AIM: Repeat exactly the lines from the one containing "Read all visible content and emit it as JSON." through the last line of the records below, both included, and nothing else.

[Figure content listings]
--- START ---
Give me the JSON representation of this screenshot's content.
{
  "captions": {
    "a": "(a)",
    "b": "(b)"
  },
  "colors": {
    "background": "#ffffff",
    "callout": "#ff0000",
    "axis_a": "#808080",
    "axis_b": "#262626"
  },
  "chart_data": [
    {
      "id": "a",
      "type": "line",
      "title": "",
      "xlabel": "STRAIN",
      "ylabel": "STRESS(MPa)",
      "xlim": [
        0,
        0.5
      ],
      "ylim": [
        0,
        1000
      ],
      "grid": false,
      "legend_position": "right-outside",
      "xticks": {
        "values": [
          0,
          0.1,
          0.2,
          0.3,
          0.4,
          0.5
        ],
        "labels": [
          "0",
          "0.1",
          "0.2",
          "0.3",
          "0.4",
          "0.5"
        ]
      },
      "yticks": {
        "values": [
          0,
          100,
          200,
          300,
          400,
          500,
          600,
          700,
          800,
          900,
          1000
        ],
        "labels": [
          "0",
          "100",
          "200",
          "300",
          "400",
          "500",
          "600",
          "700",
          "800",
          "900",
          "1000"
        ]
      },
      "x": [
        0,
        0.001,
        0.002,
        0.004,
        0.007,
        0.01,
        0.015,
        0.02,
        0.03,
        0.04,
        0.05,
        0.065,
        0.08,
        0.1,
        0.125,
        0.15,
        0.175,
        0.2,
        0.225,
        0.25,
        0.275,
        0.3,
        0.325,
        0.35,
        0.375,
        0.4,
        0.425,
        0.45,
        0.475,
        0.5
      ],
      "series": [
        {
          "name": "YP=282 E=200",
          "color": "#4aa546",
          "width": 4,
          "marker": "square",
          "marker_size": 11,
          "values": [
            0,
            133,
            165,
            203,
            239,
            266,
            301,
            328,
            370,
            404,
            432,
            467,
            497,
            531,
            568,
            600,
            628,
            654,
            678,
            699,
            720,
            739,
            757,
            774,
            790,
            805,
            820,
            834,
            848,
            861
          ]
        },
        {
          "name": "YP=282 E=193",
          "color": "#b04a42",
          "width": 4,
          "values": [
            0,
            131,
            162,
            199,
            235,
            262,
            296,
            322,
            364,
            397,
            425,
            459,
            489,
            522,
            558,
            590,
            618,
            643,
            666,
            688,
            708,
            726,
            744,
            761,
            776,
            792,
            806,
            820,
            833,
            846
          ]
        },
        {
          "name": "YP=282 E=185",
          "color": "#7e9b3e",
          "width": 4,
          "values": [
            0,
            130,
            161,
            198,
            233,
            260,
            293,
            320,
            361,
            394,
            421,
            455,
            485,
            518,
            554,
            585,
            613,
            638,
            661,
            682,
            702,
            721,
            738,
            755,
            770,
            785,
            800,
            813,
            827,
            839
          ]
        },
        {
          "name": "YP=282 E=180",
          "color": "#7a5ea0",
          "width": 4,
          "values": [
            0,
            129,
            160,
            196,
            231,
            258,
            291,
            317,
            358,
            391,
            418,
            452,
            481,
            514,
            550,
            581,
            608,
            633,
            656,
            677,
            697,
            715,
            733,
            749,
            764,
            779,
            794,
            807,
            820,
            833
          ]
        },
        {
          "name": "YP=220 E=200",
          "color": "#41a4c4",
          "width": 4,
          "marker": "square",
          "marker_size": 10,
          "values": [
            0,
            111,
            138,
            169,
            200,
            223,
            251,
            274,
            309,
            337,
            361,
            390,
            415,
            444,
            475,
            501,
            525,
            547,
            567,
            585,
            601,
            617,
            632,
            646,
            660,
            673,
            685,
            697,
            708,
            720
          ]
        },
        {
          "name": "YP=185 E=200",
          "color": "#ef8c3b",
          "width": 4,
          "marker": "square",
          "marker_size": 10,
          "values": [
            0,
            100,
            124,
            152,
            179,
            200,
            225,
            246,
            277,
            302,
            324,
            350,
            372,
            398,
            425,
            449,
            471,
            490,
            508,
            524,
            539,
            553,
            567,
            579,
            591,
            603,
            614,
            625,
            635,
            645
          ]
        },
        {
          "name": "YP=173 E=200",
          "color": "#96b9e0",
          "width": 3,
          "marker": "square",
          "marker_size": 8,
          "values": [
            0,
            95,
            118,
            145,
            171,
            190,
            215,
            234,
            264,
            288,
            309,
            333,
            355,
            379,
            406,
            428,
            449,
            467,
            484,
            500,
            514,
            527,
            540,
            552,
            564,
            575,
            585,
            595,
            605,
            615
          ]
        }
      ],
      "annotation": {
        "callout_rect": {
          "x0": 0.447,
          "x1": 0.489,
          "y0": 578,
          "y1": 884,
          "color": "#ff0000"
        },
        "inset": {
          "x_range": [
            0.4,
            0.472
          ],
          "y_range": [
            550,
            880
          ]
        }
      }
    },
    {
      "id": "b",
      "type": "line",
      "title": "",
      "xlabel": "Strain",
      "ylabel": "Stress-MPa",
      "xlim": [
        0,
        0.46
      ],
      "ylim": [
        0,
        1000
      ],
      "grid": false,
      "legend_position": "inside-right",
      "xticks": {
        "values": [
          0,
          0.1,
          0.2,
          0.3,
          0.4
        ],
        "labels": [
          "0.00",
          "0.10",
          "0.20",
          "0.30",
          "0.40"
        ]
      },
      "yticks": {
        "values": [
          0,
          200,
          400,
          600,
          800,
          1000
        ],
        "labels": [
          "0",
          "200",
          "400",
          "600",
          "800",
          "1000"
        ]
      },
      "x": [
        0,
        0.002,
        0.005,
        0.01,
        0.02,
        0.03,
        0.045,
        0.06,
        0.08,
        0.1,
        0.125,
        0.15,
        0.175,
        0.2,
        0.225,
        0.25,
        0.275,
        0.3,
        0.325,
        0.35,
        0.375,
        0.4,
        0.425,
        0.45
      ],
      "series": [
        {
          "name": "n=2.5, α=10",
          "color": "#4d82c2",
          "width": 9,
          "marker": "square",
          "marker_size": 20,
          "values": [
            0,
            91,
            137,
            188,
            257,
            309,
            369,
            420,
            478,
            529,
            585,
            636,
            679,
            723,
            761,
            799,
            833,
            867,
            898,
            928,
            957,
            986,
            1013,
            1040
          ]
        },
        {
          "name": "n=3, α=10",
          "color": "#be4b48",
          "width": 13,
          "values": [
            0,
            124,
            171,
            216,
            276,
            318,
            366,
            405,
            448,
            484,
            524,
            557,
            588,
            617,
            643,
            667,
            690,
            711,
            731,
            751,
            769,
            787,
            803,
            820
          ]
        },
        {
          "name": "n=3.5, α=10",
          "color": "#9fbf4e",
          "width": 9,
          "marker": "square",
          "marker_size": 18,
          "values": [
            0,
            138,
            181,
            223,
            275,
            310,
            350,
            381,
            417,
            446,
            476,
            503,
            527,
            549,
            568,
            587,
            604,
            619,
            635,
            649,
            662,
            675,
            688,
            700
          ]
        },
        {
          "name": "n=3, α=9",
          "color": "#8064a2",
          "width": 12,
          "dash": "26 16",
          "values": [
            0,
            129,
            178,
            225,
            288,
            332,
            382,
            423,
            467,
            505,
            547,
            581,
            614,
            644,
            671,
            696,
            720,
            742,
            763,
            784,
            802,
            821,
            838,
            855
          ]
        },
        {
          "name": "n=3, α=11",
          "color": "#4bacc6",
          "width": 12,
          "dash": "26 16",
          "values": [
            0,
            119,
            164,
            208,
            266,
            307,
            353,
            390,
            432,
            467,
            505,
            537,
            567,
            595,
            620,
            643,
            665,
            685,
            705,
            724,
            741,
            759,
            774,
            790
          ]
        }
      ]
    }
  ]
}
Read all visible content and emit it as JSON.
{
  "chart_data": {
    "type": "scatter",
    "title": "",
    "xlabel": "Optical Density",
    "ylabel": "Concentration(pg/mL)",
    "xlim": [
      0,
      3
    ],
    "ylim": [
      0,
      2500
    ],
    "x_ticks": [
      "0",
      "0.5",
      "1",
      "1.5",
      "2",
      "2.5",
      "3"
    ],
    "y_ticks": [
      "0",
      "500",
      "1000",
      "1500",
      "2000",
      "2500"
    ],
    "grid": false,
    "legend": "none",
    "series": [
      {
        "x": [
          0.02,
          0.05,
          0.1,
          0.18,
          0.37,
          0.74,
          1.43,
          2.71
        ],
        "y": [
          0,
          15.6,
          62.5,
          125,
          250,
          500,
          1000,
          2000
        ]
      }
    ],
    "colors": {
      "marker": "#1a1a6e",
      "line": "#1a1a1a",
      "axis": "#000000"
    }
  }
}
--- END ---
WRITTEN ANSWER:
Read all visible content and emit it as JSON.
{
  "chart_data": {
    "type": "scatter",
    "title": "",
    "xlabel": "Optical Density",
    "ylabel": "Concentration(pg/mL)",
    "xlim": [
      0,
      3
    ],
    "ylim": [
      0,
      2500
    ],
    "x_ticks": [
      "0",
      "0.5",
      "1",
      "1.5",
      "2",
      "2.5",
      "3"
    ],
    "y_ticks": [
      "0",
      "500",
      "1000",
      "1500",
      "2000",
      "2500"
    ],
    "grid": false,
    "legend": "none",
    "series": [
      {
        "x": [
          0.02,
          0.05,
          0.1,
          0.18,
          0.37,
          0.74,
          1.43,
          2.71
        ],
        "y": [
          0,
          15.6,
          62.5,
          125,
          250,
          500,
          1000,
          2000
        ]
      }
    ],
    "colors": {
      "marker": "#1a1a6e",
      "line": "#1a1a1a",
      "axis": "#000000"
    }
  }
}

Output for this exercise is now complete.